Input:
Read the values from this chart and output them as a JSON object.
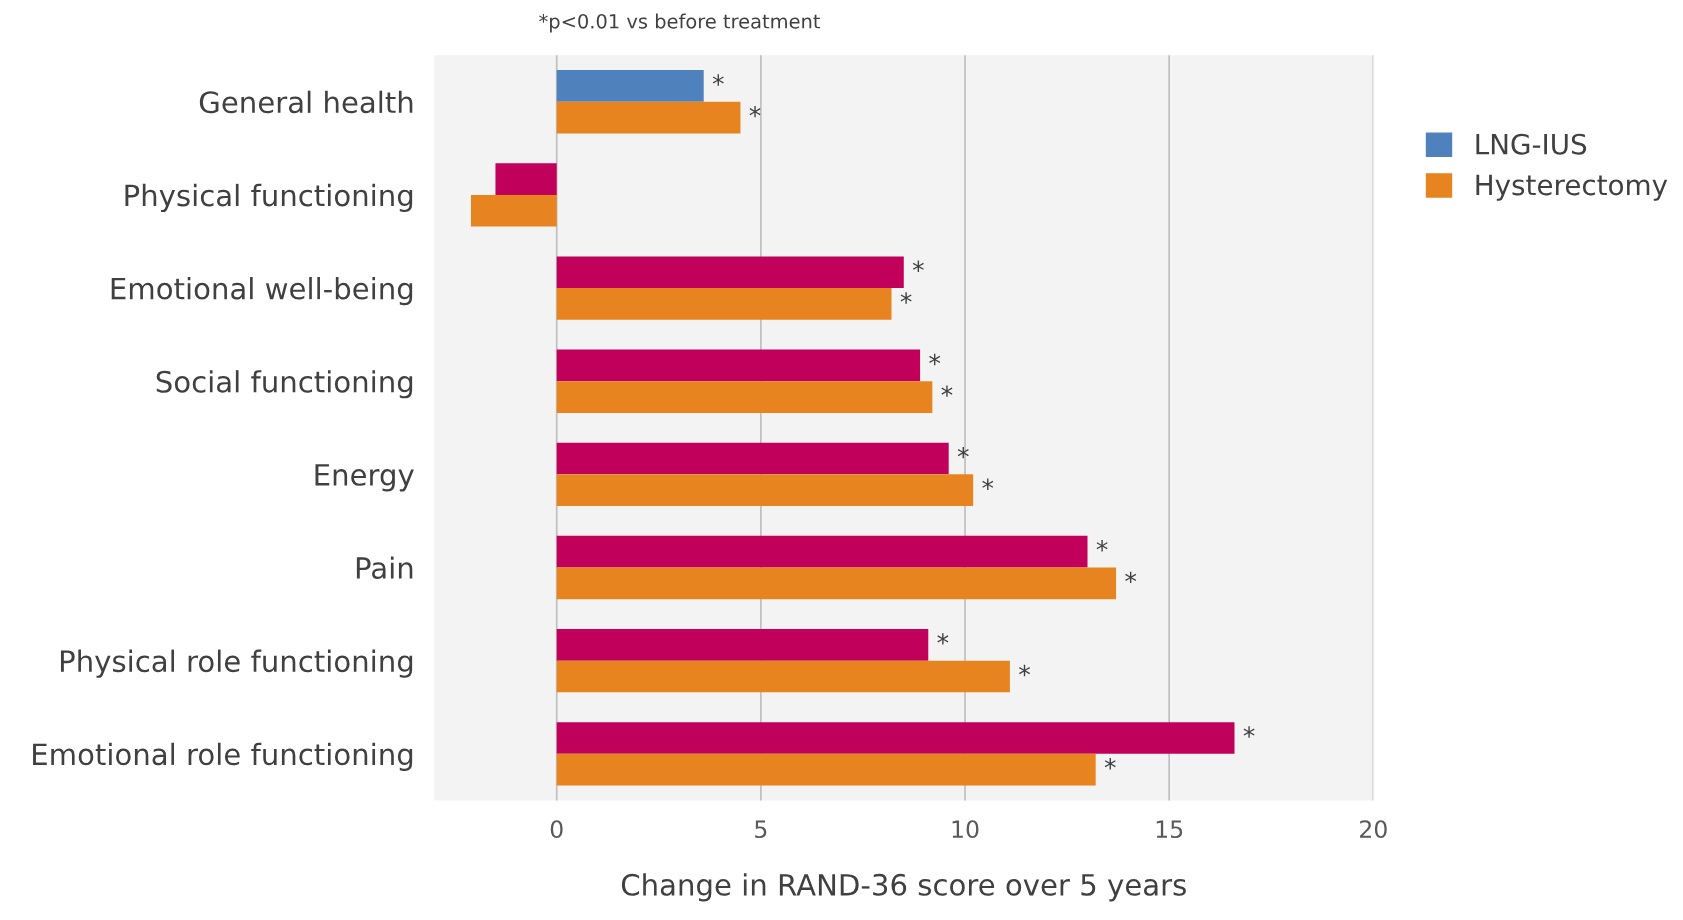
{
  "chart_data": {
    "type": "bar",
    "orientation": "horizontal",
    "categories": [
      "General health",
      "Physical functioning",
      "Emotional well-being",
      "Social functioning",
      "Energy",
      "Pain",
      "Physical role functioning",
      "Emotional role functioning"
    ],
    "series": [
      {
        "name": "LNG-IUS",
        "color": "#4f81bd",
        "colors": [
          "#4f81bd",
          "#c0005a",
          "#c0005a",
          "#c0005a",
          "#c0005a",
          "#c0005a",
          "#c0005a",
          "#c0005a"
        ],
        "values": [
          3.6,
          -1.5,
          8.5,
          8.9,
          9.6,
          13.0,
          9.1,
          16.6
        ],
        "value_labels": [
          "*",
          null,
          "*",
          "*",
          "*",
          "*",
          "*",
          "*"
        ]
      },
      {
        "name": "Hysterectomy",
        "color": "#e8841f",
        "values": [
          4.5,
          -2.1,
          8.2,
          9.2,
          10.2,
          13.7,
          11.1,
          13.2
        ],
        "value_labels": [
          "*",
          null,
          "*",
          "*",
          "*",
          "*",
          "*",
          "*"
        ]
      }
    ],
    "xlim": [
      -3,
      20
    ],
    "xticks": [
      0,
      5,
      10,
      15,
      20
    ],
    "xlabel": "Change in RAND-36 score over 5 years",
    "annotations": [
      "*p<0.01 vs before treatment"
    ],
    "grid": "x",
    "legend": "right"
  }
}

* * *

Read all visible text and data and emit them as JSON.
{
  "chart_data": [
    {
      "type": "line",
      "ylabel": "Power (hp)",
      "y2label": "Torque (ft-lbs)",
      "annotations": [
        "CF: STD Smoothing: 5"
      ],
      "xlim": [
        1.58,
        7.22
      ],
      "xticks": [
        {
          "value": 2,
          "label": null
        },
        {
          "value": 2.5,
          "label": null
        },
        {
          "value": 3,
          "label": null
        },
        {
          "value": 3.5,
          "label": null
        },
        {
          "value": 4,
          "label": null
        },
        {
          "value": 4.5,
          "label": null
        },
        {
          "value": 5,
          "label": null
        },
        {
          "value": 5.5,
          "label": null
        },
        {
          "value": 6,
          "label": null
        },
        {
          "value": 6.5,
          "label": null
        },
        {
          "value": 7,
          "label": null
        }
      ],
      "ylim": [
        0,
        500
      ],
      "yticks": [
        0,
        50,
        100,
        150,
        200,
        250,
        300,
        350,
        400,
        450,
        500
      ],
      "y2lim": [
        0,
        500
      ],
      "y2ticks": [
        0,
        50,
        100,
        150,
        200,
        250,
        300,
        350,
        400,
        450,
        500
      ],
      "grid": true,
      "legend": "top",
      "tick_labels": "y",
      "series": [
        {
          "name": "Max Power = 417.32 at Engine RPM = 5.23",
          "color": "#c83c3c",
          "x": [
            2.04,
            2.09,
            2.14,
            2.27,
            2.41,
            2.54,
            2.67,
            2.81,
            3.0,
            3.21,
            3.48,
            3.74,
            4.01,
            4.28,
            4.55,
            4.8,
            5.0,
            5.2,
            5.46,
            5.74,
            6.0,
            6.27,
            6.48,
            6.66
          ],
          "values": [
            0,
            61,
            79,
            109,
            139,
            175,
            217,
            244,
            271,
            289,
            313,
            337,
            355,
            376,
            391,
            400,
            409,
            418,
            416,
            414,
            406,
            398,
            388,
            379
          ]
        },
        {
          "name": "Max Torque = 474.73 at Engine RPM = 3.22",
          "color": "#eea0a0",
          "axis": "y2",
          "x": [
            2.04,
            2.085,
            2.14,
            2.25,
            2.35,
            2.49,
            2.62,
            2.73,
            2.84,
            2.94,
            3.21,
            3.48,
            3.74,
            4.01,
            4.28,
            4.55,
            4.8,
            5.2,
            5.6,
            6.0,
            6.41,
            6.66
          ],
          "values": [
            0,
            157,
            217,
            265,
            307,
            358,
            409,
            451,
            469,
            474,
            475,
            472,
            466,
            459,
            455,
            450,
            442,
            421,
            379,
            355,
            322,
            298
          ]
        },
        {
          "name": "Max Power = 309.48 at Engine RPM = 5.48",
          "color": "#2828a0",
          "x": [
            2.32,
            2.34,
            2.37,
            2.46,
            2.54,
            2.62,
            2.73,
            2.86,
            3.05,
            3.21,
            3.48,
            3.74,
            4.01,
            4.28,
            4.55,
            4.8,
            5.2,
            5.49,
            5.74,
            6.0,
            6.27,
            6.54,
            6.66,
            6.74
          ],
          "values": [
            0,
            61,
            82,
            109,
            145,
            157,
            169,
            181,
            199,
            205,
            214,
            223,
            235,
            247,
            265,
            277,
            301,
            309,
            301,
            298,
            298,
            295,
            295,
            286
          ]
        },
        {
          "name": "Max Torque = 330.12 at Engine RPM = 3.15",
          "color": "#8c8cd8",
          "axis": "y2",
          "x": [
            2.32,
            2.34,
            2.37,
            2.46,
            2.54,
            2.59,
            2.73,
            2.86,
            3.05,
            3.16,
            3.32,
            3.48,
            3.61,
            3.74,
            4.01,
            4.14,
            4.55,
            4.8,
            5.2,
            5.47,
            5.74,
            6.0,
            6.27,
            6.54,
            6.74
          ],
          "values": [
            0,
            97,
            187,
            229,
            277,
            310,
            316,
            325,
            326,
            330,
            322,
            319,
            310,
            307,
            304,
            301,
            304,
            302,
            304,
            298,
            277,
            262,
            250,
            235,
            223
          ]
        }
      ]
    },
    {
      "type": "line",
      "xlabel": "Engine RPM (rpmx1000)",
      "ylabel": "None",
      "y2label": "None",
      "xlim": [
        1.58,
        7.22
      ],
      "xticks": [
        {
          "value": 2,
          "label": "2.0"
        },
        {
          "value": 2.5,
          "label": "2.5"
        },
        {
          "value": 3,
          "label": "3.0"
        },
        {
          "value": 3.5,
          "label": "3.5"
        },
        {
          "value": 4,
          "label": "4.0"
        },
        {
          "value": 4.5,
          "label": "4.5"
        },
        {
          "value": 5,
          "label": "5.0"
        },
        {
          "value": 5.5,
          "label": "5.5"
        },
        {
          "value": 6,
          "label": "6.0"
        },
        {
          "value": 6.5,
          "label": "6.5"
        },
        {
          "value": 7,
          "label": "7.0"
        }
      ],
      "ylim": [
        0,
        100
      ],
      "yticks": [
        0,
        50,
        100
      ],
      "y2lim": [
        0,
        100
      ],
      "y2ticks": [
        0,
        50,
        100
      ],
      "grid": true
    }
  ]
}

What is required: From the entries above, copy each line holding "JSON".

Correct output:
Read the values from this chart and output them as a JSON object.
Read all visible text and data and emit them as JSON.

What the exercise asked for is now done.